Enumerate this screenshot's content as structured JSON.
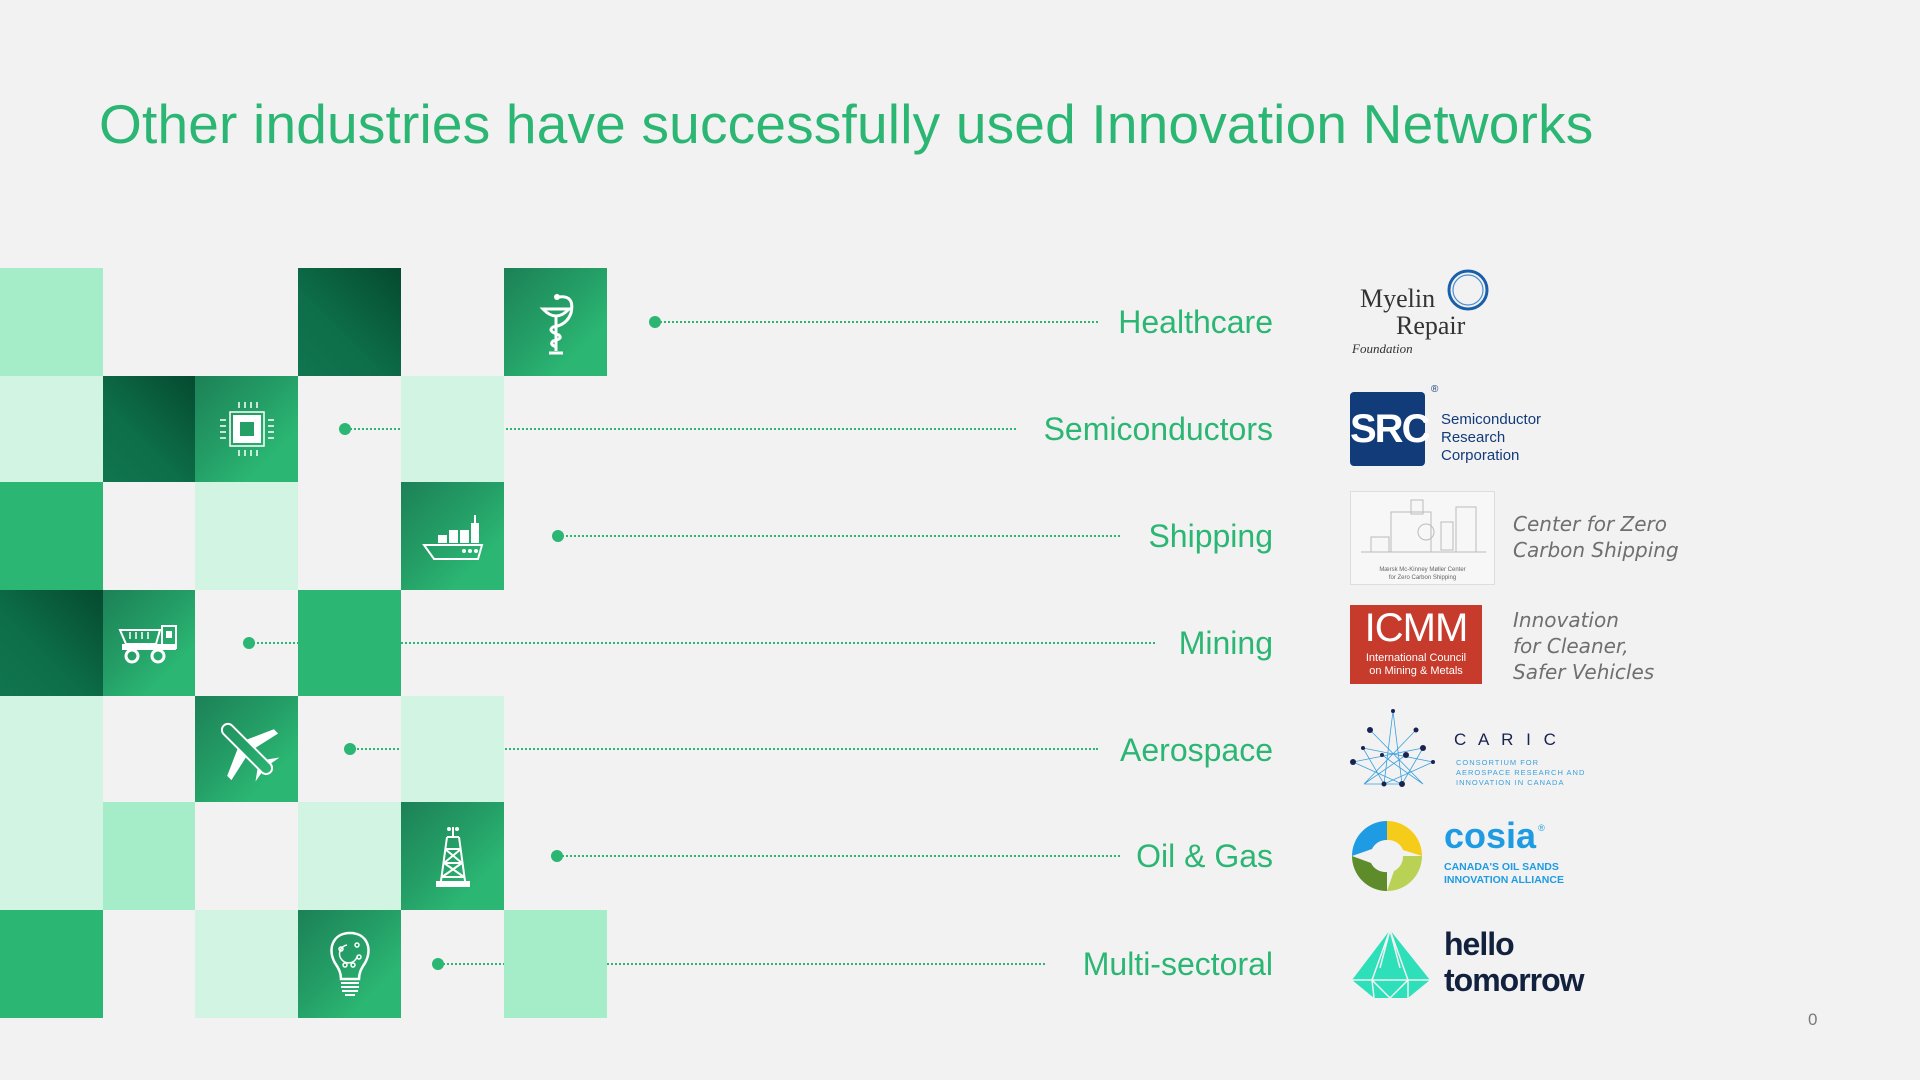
{
  "title": "Other industries have successfully used Innovation Networks",
  "colors": {
    "accent": "#2bb673",
    "dark": "#0b6b46",
    "mint": "#a5ecc9",
    "pale": "#d1f5e2",
    "background": "#f2f2f2"
  },
  "industries": [
    {
      "label": "Healthcare",
      "icon": "caduceus-icon"
    },
    {
      "label": "Semiconductors",
      "icon": "chip-icon"
    },
    {
      "label": "Shipping",
      "icon": "cargo-ship-icon"
    },
    {
      "label": "Mining",
      "icon": "mining-truck-icon"
    },
    {
      "label": "Aerospace",
      "icon": "airplane-icon"
    },
    {
      "label": "Oil & Gas",
      "icon": "oil-rig-icon"
    },
    {
      "label": "Multi-sectoral",
      "icon": "lightbulb-icon"
    }
  ],
  "logos": {
    "myelin": {
      "line1": "Myelin",
      "line2": "Repair",
      "line3": "Foundation"
    },
    "src": {
      "mark": "SRC",
      "reg": "®",
      "line1": "Semiconductor",
      "line2": "Research",
      "line3": "Corporation"
    },
    "czcs": {
      "caption1": "Mærsk Mc-Kinney Møller Center",
      "caption2": "for Zero Carbon Shipping",
      "text1": "Center for Zero",
      "text2": "Carbon Shipping"
    },
    "icmm": {
      "mark": "ICMM",
      "sub1": "International Council",
      "sub2": "on Mining & Metals",
      "text1": "Innovation",
      "text2": "for Cleaner,",
      "text3": "Safer Vehicles"
    },
    "caric": {
      "mark": "C A R I C",
      "sub1": "CONSORTIUM FOR",
      "sub2": "AEROSPACE RESEARCH AND",
      "sub3": "INNOVATION IN CANADA"
    },
    "cosia": {
      "mark": "cosia",
      "reg": "®",
      "sub1": "CANADA'S OIL SANDS",
      "sub2": "INNOVATION ALLIANCE"
    },
    "hello": {
      "line1": "hello",
      "line2": "tomorrow"
    }
  },
  "page_number": "0"
}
+ + + +
■ Written task
Leave the pictures out and print the records above exactly as they stand.

■ Finished task
Enumerate this screenshot's content as structured JSON.
{
  "title": "Other industries have successfully used Innovation Networks",
  "colors": {
    "accent": "#2bb673",
    "dark": "#0b6b46",
    "mint": "#a5ecc9",
    "pale": "#d1f5e2",
    "background": "#f2f2f2"
  },
  "industries": [
    {
      "label": "Healthcare",
      "icon": "caduceus-icon"
    },
    {
      "label": "Semiconductors",
      "icon": "chip-icon"
    },
    {
      "label": "Shipping",
      "icon": "cargo-ship-icon"
    },
    {
      "label": "Mining",
      "icon": "mining-truck-icon"
    },
    {
      "label": "Aerospace",
      "icon": "airplane-icon"
    },
    {
      "label": "Oil & Gas",
      "icon": "oil-rig-icon"
    },
    {
      "label": "Multi-sectoral",
      "icon": "lightbulb-icon"
    }
  ],
  "logos": {
    "myelin": {
      "line1": "Myelin",
      "line2": "Repair",
      "line3": "Foundation"
    },
    "src": {
      "mark": "SRC",
      "reg": "®",
      "line1": "Semiconductor",
      "line2": "Research",
      "line3": "Corporation"
    },
    "czcs": {
      "caption1": "Mærsk Mc-Kinney Møller Center",
      "caption2": "for Zero Carbon Shipping",
      "text1": "Center for Zero",
      "text2": "Carbon Shipping"
    },
    "icmm": {
      "mark": "ICMM",
      "sub1": "International Council",
      "sub2": "on Mining & Metals",
      "text1": "Innovation",
      "text2": "for Cleaner,",
      "text3": "Safer Vehicles"
    },
    "caric": {
      "mark": "C A R I C",
      "sub1": "CONSORTIUM FOR",
      "sub2": "AEROSPACE RESEARCH AND",
      "sub3": "INNOVATION IN CANADA"
    },
    "cosia": {
      "mark": "cosia",
      "reg": "®",
      "sub1": "CANADA'S OIL SANDS",
      "sub2": "INNOVATION ALLIANCE"
    },
    "hello": {
      "line1": "hello",
      "line2": "tomorrow"
    }
  },
  "page_number": "0"
}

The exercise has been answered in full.